_Directions_: Extract each line holding the word "title" from the entries.

_Data entries_:
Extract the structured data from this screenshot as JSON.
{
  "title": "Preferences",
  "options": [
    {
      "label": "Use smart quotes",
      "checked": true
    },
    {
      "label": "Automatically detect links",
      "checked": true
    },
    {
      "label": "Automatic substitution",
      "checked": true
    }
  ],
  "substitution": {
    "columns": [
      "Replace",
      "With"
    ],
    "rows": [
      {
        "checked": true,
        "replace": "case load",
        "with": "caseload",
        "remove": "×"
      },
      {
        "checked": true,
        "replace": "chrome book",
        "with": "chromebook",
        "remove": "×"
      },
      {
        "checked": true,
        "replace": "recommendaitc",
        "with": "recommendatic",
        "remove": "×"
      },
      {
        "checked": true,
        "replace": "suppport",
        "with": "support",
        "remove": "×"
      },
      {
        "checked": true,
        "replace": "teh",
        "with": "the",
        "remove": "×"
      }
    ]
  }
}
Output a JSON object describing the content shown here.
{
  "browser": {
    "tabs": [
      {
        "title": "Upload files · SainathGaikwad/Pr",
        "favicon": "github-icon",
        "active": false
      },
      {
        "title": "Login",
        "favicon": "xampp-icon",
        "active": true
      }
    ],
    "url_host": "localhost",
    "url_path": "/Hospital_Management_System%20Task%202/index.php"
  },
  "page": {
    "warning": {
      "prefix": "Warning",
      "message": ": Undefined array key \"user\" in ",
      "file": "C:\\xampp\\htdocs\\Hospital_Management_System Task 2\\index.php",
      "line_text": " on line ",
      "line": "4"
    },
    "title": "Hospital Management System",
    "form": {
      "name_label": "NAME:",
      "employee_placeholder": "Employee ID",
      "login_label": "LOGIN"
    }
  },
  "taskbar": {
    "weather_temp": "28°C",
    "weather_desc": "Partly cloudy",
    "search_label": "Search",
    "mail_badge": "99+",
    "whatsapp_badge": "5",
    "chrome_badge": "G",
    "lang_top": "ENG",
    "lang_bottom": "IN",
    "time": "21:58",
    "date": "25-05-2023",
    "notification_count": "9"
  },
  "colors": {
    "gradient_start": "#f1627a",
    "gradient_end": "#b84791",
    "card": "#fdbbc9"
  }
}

_Problem solution_:
  "title": "Preferences",
        "title": "Upload files · SainathGaikwad/Pr",
        "title": "Login",
    "title": "Hospital Management System",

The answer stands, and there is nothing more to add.